Point à traiter: Quelle suite donneriez-vous à l'extrait sur les histoires de la Matheysine ? Rédigez-la à partir de sa dernière phrase.

Extrait du document:
- - -

La montagne, ils n’ en ont pas profité, eux.

Un peude chamois, pour les plus riches, bartavelles, tétras.

L’ Obiou, ils l’ ont pourtant regardé tous les jours…
Ils n’ y sont jamais allés, ils n’ ont pas connu la gloire du retour, l’ ivresse du sommet.

Pourtant, ils étaient tous montagnards, comme moi.
Les monts et les pics les ont-ils fait rêver ?
Les falaises et les précipices, ont-ils louchés dessus ?

Moi, mon histoire commence là-haut, au milieu de cette bruyante peuplade, dans ce berceau de montagnes qu’ est la Matheysine.

Les histoires, on me les a apprises: " la vieille aux pierres bleues ", "le Démon malicieux " , "les huit assasssinés " , " le prêtre fantôme " , " les jeunes-mariés noyés "…
Des histoires lointaines, que l’ on, murmure à peine…
Les noms, les mots, je les connais: " la glaneuse de craous " , " l’or de la Combe Simane " , "l’ invasion des jarious "…

Je les garde, ces histoires, je les tais, parfois, je veux bien lâcher un peu de mou…

Alors, approchez-vous, approchez…

Causons…

[%sig%]

Posté en tant qu’invité par Flo:

Ben, ça valait le coup d’ attendre 1 mois pour avoir une histoire!!! Extra!!!
Finalement t’ as raison il vaut mieux la qualité que la quantité, si tu nous sors un récit comme ça, par mois, on s’ en contentera.

Posté en tant qu’invité par l’Urbain:

Flo a écrit:

si tu nous sors un récit comme ça, par mois, on s’ en
contentera.

Tssss… Quel manque de psychologie.
Tu vas en avoir un tous les ans, de récit.

- - -

Données enregistrées:
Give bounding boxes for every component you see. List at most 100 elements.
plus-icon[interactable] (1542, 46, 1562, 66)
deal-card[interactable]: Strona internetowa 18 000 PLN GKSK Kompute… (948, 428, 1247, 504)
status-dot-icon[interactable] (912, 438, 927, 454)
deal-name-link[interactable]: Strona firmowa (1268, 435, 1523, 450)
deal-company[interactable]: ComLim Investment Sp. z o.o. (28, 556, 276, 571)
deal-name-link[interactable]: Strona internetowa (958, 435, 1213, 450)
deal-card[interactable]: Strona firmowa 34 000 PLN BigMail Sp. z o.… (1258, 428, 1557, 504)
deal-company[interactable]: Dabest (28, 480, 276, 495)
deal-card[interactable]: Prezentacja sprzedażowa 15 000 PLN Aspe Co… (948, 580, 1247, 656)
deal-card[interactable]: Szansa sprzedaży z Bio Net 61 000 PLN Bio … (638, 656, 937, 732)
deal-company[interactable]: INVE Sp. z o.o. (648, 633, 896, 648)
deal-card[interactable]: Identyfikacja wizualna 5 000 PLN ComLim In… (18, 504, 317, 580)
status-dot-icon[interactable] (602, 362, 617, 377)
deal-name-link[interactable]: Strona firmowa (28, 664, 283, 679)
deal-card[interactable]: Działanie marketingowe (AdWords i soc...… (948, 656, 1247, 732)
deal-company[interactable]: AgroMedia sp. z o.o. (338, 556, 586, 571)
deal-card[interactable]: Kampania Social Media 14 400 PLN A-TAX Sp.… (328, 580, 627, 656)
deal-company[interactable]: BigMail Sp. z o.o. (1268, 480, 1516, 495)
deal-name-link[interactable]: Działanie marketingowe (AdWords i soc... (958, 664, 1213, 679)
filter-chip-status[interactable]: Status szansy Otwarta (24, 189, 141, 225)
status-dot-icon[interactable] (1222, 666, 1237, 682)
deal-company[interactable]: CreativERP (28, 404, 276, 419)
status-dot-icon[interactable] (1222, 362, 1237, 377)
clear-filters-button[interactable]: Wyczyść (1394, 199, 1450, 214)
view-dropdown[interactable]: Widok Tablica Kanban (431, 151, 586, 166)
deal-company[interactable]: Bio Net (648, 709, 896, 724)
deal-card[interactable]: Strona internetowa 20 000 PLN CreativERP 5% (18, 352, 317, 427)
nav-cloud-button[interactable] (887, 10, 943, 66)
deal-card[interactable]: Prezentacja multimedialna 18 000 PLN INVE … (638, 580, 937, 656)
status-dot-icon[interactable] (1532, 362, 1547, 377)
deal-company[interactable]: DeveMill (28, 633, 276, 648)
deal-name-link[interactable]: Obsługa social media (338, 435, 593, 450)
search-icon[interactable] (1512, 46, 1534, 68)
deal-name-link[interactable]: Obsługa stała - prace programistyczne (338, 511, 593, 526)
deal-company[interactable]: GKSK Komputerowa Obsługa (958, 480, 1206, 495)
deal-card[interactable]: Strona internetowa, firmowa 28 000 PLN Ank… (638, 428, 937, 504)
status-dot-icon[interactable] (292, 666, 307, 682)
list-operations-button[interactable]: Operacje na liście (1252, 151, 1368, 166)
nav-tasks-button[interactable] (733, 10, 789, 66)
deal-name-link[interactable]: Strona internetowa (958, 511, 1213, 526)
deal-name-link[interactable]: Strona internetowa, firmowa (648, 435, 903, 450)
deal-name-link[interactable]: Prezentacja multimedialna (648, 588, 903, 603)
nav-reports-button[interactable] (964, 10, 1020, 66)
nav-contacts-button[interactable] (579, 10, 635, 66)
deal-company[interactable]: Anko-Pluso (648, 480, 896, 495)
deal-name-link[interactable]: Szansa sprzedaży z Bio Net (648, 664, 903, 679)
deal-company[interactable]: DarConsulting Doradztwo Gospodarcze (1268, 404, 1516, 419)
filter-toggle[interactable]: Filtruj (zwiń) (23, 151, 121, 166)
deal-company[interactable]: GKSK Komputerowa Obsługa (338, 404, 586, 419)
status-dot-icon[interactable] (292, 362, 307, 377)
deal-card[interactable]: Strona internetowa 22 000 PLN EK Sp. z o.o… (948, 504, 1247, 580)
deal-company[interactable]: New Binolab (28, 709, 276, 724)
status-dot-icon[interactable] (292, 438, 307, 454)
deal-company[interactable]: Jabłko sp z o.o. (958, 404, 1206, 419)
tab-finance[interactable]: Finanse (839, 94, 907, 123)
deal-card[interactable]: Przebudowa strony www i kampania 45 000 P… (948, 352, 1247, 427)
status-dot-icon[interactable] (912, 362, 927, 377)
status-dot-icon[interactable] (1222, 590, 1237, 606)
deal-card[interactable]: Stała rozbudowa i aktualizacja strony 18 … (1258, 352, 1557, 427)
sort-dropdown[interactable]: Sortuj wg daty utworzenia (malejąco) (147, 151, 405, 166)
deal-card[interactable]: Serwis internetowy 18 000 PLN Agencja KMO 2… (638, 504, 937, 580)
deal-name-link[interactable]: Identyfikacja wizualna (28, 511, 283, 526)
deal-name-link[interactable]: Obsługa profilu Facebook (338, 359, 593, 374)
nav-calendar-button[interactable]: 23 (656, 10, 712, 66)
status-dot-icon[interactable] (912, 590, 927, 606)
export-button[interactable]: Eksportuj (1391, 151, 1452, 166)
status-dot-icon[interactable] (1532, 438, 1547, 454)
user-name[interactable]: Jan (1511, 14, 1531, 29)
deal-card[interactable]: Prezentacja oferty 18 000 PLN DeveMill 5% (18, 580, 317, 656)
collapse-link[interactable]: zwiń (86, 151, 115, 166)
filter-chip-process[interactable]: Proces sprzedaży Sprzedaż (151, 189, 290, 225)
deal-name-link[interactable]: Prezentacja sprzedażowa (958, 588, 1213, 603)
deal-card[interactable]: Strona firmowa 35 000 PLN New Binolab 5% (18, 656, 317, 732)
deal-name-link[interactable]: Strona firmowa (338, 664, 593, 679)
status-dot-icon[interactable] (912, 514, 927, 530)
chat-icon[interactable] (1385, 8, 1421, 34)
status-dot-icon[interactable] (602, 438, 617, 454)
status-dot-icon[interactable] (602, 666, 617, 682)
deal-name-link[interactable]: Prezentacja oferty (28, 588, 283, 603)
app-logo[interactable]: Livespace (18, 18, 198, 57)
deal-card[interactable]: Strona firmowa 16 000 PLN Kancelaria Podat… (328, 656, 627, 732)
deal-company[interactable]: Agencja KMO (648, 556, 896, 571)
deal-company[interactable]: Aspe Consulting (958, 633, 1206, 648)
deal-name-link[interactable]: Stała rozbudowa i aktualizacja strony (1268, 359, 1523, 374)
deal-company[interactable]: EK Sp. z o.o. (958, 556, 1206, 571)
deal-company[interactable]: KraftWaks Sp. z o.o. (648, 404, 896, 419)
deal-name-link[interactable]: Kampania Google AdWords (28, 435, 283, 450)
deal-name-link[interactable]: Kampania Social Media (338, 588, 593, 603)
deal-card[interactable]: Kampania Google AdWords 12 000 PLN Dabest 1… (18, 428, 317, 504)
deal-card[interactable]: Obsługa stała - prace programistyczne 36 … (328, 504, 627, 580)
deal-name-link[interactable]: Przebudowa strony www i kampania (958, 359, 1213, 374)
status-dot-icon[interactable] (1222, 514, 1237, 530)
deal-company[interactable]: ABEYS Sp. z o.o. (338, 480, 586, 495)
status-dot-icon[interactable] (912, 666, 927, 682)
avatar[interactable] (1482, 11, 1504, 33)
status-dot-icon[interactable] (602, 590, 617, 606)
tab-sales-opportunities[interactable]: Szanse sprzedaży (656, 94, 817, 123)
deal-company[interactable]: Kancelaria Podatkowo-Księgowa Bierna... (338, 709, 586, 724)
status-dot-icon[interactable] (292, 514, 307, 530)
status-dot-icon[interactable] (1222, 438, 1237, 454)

- - -

Réponse de l'exercice:
Non non, faut le booster l’Alban, lui demander l’impossible, la lune, avec une piste d’attérissage pour la navette stp.

Allez Alban, demain, la glaneuse de craous.

Posté en tant qu’invité par jc:

Chez Flammarion, collection Matheysine, tome 1…
A quand le tome 2 ?

Posté en tant qu’invité par visse:

Salut Alban K,
d’abord félicitation pour ce morceau de « sociologie montagnarde »
Sinon j’me permets de m’ incruster pour te demander si tu n’avais pas quelques photos de ta belle région : j’compte bien trainer mes guetres du coté du Dévoluy, du Valjouffrey, du Valgo et du coté de Chantelouve
Merci bcp

Posté en tant qu’invité par J. de Zèlache:

Dis-donc c’est du Zola ton machin ! Tu vas nous foutre le cafard ! C’est bien écrit, mais t’es en dépression ou bien ?

Posté en tant qu’invité par AlbanK:

Non non, pas du tout…

C’ est au contraire plein d’ optimisme.

J’ ai eu une enfance extraordinaire, entre la montagne et les copains.

On vivait dans une insoucience heureuse, nos parents avaient du travail, nous, on était habitué au froid, à la grisaille du paysage des cités minières.

Mon père était responsable "du jour ".
Son travail consistait à faire en sorte que la mine ne manque jamais d’ électricité…
C’ était le " chef " des " électro-mécanos " , reconnu par sa hiérarchie comme par ses subordonnés pour ses qualités de coeur…

Maman n’ a jamais eu besoin de travailer, on vivait au Villaret, au bout du village, dans une immense maison.
C’ était un lieu privilégié par rapport au reste de la commune, nous le savions.

Nous avons grandi dans un joyeux mélange de montagne, pêche, champignons, sorties « nature », forêts, longues promenade au clair de lune, tantôt français, tantôt polonais…

Mes parents étaient très « cool » …

Mais pour d’ autres gosses, en particulier dans les villages que je nomme, la vie n’ était pas rose…

Nous en avons toujours eu conscience aussi, mes parents m’ ont appris ça…

Celà reste malgrè tout un texte dédié à la montagne, car c’ est là où nous avons grandi, libres et heureux…

[%sig%]

Posté en tant qu’invité par AlbanK:

Envoie-moi plutôt un mail, qu’ on ne pollue pas le forum.

A+, AlbanK.

[%sig%]

Posté en tant qu’invité par Humo:

un seul mot: bravo !

Posté en tant qu’invité par sergio:

bonsoir
bravo !!! toute mon enfance!!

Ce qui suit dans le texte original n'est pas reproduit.